Begin

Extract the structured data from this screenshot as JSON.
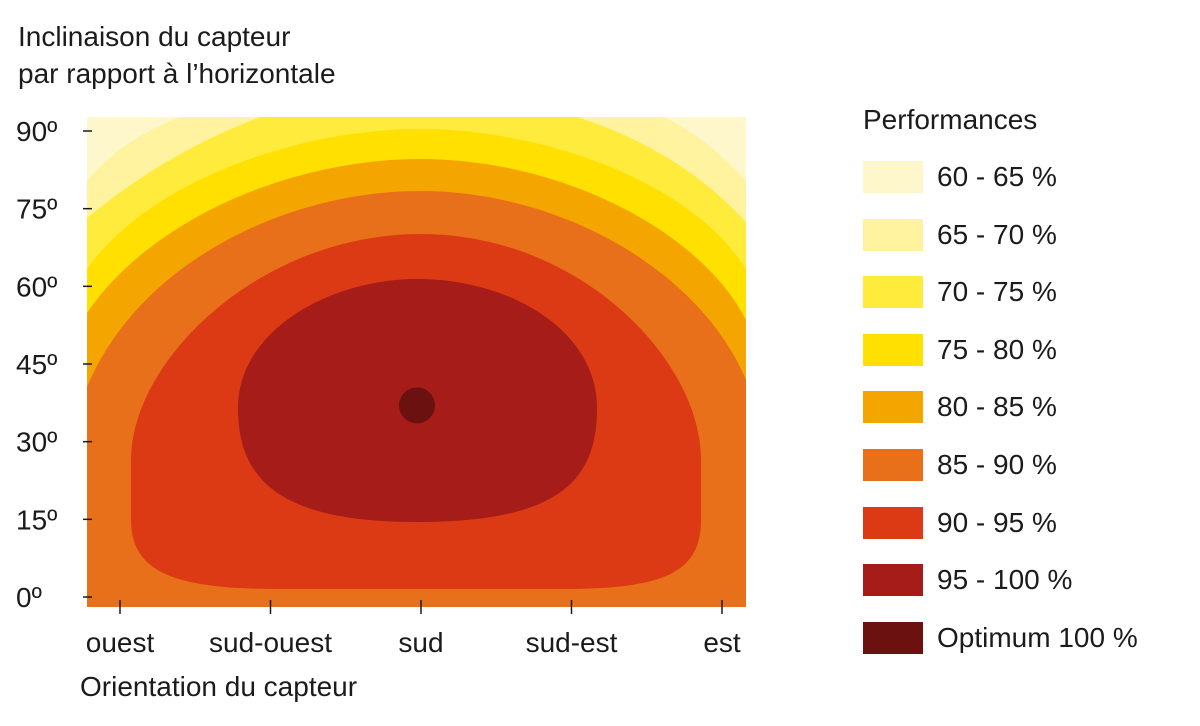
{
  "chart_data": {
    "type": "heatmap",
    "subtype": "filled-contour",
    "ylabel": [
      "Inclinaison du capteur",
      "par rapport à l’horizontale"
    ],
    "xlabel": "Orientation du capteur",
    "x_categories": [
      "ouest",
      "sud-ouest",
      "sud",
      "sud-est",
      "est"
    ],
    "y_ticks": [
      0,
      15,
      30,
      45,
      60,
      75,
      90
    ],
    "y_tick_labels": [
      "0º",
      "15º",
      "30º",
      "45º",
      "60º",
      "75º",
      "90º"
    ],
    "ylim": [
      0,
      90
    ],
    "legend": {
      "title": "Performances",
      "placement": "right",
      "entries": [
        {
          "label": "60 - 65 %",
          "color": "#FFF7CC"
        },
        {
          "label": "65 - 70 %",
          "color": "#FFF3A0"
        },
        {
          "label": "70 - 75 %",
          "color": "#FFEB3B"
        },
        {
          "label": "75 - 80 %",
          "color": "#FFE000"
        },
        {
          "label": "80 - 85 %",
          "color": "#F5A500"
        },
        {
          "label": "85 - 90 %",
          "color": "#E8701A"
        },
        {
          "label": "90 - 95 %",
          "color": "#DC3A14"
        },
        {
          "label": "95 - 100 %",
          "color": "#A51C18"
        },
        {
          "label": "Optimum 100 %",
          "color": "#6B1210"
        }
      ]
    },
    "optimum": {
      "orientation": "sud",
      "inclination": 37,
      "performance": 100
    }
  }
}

End

**Task directions**
Replicate the material above verbatim; images stay out of the copy.

**Answer below**
Extract the structured data from this screenshot as JSON.
{
  "chart_data": {
    "type": "heatmap",
    "subtype": "filled-contour",
    "ylabel": [
      "Inclinaison du capteur",
      "par rapport à l’horizontale"
    ],
    "xlabel": "Orientation du capteur",
    "x_categories": [
      "ouest",
      "sud-ouest",
      "sud",
      "sud-est",
      "est"
    ],
    "y_ticks": [
      0,
      15,
      30,
      45,
      60,
      75,
      90
    ],
    "y_tick_labels": [
      "0º",
      "15º",
      "30º",
      "45º",
      "60º",
      "75º",
      "90º"
    ],
    "ylim": [
      0,
      90
    ],
    "legend": {
      "title": "Performances",
      "placement": "right",
      "entries": [
        {
          "label": "60 - 65 %",
          "color": "#FFF7CC"
        },
        {
          "label": "65 - 70 %",
          "color": "#FFF3A0"
        },
        {
          "label": "70 - 75 %",
          "color": "#FFEB3B"
        },
        {
          "label": "75 - 80 %",
          "color": "#FFE000"
        },
        {
          "label": "80 - 85 %",
          "color": "#F5A500"
        },
        {
          "label": "85 - 90 %",
          "color": "#E8701A"
        },
        {
          "label": "90 - 95 %",
          "color": "#DC3A14"
        },
        {
          "label": "95 - 100 %",
          "color": "#A51C18"
        },
        {
          "label": "Optimum 100 %",
          "color": "#6B1210"
        }
      ]
    },
    "optimum": {
      "orientation": "sud",
      "inclination": 37,
      "performance": 100
    }
  }
}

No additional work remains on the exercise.